**GOAL:** Read the lines below. Copy out any that hold the string "image".

^^^^

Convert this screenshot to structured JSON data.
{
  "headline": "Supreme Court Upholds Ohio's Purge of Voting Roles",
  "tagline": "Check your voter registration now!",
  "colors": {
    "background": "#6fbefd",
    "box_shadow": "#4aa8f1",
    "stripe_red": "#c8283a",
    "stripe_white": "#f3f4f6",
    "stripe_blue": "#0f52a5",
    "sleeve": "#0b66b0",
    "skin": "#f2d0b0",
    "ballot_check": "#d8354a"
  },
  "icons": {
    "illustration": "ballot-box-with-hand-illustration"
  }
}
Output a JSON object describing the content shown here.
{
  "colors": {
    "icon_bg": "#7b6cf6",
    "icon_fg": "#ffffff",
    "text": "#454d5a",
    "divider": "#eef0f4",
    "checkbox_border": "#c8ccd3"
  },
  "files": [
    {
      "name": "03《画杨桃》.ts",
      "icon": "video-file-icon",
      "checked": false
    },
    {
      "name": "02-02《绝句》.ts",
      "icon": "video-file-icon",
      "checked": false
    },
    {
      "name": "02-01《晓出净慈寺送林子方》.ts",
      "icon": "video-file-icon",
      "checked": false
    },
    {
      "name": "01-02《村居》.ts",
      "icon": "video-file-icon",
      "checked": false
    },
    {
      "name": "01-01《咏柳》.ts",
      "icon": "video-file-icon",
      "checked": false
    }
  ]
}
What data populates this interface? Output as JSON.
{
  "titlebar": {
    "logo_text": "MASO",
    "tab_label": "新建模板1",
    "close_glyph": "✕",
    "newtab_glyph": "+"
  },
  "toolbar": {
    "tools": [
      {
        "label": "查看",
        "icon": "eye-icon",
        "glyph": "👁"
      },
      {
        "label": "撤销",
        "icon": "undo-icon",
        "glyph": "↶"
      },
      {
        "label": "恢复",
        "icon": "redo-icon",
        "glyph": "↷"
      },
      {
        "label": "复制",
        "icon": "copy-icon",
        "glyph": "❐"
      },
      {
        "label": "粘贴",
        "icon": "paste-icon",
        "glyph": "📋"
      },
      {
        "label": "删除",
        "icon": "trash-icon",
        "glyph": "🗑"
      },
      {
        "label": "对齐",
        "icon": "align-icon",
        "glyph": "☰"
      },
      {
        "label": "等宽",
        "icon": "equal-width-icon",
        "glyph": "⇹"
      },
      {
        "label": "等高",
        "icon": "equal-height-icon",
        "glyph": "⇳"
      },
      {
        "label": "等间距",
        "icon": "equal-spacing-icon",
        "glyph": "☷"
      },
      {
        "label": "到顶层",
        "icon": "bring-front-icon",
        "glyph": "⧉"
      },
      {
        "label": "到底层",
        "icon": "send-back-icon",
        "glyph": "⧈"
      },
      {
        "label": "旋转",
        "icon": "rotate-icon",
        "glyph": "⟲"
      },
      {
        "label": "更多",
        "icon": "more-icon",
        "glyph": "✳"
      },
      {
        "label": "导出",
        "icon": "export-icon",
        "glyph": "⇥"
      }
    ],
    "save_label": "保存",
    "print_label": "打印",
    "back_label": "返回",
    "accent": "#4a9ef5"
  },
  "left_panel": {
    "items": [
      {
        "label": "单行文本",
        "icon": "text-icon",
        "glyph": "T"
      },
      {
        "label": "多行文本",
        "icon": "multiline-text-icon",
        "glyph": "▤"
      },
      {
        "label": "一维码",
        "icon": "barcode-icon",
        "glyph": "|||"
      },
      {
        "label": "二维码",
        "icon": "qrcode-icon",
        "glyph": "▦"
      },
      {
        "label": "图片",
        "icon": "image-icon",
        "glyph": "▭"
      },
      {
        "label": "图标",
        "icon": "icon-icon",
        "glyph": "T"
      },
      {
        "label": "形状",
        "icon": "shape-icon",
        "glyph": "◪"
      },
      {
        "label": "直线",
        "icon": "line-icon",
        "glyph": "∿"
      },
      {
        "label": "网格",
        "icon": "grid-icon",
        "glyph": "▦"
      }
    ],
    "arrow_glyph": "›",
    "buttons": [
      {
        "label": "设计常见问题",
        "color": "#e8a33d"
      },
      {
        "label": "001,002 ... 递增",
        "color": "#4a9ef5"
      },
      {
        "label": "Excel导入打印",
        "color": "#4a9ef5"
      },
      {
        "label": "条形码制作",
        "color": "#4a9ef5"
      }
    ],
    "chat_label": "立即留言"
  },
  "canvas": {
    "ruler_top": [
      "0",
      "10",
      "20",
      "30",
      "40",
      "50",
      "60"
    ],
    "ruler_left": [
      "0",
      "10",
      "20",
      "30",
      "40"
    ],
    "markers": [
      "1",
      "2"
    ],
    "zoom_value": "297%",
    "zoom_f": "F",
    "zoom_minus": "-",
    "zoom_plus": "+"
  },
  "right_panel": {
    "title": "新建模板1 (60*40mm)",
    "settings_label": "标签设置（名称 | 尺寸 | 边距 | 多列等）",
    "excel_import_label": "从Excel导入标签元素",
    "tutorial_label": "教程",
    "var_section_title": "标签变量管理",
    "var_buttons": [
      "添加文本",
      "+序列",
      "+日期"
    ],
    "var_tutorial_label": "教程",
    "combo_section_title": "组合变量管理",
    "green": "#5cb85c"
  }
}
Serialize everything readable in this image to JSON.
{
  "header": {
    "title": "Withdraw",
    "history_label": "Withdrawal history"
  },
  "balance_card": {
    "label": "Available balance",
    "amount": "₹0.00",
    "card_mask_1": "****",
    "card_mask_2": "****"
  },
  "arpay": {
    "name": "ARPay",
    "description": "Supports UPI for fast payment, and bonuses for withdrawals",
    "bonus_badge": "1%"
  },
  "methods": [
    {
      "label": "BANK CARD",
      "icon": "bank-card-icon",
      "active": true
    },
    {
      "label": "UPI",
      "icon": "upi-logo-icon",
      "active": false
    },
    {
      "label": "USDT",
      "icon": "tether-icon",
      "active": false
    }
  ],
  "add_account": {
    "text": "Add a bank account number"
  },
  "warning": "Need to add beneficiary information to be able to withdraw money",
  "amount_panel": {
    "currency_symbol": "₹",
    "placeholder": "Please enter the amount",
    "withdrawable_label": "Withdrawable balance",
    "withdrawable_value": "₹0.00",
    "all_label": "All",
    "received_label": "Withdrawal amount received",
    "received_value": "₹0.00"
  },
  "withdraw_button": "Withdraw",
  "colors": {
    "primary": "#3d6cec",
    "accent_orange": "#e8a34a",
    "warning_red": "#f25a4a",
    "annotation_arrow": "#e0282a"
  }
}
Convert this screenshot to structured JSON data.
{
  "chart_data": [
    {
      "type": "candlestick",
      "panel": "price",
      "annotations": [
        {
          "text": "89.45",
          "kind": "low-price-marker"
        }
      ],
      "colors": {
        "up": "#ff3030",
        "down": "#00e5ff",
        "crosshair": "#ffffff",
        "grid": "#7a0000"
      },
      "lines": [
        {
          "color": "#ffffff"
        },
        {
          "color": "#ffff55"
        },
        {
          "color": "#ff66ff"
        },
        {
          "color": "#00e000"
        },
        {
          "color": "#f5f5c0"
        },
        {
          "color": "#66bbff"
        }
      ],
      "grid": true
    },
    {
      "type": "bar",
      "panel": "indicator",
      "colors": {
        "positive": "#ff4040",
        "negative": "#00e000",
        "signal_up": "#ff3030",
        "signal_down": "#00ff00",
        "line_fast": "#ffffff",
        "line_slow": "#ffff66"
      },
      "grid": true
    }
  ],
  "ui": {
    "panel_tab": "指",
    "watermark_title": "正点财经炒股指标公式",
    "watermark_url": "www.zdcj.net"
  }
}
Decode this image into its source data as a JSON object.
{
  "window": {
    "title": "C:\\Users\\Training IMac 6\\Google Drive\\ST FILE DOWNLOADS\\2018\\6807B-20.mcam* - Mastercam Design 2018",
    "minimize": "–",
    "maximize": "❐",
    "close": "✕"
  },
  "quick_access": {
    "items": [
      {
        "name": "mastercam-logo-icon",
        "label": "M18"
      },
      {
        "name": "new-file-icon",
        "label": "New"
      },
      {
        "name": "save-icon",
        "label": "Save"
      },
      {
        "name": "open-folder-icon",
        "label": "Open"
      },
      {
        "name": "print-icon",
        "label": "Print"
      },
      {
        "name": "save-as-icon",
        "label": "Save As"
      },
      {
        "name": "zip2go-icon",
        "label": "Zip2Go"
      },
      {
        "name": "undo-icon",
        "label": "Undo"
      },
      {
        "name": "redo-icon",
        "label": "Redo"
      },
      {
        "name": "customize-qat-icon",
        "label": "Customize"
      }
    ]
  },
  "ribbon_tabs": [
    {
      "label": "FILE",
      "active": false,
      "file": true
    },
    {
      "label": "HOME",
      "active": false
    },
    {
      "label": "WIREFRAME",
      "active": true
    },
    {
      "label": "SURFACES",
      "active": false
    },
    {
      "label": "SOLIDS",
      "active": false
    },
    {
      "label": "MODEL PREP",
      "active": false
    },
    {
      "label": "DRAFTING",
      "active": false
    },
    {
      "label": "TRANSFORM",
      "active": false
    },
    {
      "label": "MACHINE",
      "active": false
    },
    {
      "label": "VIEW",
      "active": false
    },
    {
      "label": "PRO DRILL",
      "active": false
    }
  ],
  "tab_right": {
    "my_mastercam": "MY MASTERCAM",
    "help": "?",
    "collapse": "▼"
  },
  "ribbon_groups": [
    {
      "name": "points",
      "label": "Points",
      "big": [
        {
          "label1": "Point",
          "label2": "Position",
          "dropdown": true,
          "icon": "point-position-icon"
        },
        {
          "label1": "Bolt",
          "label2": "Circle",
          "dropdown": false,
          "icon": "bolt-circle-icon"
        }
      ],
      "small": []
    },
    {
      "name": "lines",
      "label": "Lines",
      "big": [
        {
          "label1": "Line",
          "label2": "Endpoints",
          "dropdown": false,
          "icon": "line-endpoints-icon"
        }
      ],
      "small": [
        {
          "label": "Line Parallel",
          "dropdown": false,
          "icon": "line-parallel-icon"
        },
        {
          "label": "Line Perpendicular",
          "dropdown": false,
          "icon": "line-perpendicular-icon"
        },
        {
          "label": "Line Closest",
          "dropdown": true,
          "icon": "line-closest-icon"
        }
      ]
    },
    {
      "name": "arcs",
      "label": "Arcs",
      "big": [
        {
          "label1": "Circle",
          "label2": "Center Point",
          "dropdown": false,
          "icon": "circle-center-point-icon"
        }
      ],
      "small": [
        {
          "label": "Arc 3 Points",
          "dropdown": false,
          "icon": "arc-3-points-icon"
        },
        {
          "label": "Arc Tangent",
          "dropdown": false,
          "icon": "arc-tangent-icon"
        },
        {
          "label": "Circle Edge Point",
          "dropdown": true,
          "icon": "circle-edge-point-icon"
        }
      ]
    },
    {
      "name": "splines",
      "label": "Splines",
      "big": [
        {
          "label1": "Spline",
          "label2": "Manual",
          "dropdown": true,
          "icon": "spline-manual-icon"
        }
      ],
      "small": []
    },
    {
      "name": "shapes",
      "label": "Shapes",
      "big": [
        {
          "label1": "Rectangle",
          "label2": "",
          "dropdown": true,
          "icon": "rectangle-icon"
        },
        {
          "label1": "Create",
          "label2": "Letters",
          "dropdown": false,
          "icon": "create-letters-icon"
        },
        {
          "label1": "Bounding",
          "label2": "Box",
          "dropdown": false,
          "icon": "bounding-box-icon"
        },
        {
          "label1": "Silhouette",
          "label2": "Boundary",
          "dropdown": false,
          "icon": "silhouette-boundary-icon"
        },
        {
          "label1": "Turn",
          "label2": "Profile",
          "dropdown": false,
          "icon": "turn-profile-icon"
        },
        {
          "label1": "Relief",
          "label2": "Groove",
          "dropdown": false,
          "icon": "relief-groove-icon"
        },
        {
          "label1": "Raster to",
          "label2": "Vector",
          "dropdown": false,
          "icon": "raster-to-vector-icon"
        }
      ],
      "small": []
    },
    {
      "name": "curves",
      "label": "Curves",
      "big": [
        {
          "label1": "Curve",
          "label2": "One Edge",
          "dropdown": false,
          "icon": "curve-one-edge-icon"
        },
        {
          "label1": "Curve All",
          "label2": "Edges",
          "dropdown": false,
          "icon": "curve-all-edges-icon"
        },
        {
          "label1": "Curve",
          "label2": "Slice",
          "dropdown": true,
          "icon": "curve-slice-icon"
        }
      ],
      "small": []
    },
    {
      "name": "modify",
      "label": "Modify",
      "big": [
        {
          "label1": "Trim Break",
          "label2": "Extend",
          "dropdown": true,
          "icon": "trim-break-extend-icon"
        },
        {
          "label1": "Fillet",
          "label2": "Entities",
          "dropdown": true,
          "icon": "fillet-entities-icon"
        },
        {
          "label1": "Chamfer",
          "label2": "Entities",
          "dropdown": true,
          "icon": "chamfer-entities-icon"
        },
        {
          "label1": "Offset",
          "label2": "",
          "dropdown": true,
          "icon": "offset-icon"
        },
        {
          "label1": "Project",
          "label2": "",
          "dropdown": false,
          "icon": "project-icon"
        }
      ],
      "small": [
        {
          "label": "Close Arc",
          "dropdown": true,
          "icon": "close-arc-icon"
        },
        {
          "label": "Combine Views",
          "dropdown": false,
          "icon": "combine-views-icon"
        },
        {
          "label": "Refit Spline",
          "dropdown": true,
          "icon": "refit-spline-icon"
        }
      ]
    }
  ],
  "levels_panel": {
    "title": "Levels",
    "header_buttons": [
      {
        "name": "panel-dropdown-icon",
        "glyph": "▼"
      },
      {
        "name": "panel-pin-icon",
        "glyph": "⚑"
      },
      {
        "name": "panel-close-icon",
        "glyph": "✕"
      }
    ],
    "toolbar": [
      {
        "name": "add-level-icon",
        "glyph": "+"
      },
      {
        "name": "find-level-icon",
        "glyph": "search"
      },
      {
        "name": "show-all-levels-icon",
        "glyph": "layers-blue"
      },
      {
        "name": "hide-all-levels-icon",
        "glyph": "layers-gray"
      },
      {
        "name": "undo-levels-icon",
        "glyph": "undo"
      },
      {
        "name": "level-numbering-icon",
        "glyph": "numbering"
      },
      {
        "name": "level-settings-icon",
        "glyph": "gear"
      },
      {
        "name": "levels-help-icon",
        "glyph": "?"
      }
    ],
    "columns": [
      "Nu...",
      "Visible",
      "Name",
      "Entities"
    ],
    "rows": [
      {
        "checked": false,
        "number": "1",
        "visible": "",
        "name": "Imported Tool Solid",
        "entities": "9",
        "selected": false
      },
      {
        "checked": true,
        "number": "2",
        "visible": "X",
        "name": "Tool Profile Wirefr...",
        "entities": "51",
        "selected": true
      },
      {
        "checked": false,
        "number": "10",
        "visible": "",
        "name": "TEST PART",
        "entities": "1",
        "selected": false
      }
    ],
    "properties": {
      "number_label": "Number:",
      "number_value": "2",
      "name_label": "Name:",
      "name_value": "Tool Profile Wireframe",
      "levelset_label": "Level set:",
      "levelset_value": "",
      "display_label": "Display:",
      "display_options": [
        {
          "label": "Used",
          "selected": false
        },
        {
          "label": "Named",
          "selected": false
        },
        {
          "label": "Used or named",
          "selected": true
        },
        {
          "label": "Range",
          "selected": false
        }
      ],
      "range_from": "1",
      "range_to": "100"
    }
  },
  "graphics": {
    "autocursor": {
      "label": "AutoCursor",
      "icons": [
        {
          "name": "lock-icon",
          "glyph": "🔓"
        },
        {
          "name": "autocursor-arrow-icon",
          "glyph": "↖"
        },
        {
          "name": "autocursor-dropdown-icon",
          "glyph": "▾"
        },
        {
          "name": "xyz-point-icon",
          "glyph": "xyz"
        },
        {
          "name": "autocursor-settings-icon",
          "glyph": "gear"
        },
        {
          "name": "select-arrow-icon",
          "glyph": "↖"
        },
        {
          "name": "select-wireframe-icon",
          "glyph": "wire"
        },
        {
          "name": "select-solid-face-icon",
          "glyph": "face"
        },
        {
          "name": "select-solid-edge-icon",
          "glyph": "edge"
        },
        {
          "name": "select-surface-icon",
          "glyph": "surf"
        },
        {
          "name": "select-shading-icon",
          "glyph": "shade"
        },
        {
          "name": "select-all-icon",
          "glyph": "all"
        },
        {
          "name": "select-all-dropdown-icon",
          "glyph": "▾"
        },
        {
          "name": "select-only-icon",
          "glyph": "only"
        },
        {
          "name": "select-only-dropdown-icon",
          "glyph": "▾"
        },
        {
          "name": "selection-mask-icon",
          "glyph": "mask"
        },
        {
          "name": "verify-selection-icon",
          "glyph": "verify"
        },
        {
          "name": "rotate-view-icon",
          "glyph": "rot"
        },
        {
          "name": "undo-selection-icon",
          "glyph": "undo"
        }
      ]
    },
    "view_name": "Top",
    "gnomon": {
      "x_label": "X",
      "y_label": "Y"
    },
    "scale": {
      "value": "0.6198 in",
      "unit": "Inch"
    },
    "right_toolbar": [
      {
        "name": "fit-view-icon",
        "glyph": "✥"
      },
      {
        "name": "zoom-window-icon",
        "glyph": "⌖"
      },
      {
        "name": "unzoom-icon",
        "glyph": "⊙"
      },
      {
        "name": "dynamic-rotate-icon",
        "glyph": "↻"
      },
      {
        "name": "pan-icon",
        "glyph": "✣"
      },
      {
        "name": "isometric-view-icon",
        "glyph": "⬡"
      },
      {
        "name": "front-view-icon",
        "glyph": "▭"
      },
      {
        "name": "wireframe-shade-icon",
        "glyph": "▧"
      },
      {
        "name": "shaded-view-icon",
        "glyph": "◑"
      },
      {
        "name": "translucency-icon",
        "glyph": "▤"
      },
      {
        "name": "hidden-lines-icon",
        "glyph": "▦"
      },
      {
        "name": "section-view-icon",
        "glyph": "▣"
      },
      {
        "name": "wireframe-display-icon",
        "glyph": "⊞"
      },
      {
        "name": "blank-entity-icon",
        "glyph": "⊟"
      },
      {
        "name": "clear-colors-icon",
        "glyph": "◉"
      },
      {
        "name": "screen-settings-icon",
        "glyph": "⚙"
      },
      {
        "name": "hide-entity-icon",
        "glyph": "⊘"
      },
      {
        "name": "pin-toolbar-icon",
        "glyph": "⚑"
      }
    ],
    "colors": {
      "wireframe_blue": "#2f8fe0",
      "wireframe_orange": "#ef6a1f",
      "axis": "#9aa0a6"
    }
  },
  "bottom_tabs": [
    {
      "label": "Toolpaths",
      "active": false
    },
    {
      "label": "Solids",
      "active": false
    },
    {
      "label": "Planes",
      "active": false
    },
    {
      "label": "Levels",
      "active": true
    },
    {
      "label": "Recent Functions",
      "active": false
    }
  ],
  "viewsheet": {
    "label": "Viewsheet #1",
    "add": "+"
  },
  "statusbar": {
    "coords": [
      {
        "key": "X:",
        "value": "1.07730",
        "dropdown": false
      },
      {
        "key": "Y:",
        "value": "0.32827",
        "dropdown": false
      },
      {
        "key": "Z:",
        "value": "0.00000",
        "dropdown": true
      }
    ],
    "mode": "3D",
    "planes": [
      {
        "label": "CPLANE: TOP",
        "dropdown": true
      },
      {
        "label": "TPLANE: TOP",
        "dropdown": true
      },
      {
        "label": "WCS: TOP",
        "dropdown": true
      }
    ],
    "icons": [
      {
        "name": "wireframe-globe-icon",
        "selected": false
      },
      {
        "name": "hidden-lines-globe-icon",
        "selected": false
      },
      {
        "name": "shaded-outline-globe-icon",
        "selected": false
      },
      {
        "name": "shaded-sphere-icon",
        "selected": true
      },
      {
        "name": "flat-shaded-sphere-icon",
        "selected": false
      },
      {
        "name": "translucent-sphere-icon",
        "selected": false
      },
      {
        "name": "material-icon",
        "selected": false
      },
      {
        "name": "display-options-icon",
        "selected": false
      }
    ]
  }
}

^^^^

**THE RESPONSE:**
        "icon": "image-icon",
Serialize everything readable in this image to JSON.
Decode this image into its source data as a JSON object.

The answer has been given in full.